What is required | In the listing below, locate the lines bearing the word "положений". Copy every one of them.

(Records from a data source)
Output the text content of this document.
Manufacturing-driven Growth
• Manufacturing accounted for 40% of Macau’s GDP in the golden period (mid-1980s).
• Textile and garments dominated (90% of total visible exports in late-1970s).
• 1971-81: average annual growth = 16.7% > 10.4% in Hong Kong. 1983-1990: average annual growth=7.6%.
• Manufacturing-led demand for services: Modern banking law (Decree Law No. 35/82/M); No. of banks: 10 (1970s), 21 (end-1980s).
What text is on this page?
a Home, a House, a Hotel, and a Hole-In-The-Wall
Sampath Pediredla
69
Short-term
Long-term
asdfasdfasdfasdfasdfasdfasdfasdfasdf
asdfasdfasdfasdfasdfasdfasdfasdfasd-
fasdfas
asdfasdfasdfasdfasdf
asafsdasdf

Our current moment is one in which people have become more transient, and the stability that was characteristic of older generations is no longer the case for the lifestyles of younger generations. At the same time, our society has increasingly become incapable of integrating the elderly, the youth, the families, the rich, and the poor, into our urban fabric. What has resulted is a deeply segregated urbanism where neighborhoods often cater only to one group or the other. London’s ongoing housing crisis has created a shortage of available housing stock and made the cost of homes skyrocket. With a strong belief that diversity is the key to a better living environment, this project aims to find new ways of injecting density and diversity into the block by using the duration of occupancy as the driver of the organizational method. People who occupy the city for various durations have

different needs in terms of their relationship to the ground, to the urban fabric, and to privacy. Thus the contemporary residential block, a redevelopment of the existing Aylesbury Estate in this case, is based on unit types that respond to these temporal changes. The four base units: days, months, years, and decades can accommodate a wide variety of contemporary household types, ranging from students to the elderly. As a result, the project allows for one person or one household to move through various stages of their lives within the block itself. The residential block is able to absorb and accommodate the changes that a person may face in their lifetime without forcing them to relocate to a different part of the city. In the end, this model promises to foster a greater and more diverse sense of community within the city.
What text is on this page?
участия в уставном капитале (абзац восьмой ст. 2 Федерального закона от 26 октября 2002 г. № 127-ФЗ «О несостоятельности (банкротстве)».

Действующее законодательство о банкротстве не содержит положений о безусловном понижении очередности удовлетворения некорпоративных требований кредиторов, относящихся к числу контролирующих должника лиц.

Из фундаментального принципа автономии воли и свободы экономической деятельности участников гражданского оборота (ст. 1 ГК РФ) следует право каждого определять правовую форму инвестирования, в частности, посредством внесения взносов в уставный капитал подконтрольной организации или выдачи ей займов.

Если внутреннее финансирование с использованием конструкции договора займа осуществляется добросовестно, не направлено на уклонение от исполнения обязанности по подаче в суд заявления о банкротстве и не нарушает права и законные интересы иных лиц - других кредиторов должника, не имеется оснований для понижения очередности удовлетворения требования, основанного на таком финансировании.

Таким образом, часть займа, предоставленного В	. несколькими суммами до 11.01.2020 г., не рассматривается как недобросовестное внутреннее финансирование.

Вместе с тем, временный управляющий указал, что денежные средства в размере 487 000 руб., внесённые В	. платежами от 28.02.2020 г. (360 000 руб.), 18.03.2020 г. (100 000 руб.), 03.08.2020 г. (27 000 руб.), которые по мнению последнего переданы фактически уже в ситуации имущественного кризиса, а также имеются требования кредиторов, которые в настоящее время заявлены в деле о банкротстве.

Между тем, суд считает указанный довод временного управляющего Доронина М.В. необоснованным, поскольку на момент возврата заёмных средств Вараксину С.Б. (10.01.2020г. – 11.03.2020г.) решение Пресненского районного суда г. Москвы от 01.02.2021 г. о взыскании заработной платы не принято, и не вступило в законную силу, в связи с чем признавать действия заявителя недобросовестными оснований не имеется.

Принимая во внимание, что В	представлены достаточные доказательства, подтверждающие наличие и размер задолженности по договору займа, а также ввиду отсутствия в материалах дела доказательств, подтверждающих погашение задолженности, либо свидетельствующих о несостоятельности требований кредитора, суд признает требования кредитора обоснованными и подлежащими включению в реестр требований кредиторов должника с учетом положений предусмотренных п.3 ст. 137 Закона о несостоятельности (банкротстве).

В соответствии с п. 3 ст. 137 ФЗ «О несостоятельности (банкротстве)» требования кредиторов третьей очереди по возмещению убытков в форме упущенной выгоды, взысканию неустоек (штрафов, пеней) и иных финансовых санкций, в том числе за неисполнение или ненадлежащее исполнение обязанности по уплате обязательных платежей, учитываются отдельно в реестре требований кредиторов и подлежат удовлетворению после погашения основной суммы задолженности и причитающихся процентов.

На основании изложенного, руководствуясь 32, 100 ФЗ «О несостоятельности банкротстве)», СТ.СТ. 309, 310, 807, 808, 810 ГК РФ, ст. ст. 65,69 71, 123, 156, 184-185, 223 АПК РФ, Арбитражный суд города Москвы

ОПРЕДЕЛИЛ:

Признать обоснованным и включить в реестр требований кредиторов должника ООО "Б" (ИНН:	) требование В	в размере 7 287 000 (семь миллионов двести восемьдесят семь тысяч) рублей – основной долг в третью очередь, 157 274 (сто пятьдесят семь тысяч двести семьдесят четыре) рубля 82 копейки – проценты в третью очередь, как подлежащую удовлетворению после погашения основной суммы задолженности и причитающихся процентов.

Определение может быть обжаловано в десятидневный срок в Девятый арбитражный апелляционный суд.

Response |
Действующее законодательство о банкротстве не содержит положений о безусловном понижении очередности удовлетворения некорпоративных требований кредиторов, относящихся к числу контролирующих должника лиц.
Принимая во внимание, что В	представлены достаточные доказательства, подтверждающие наличие и размер задолженности по договору займа, а также ввиду отсутствия в материалах дела доказательств, подтверждающих погашение задолженности, либо свидетельствующих о несостоятельности требований кредитора, суд признает требования кредитора обоснованными и подлежащими включению в реестр требований кредиторов должника с учетом положений предусмотренных п.3 ст. 137 Закона о несостоятельности (банкротстве).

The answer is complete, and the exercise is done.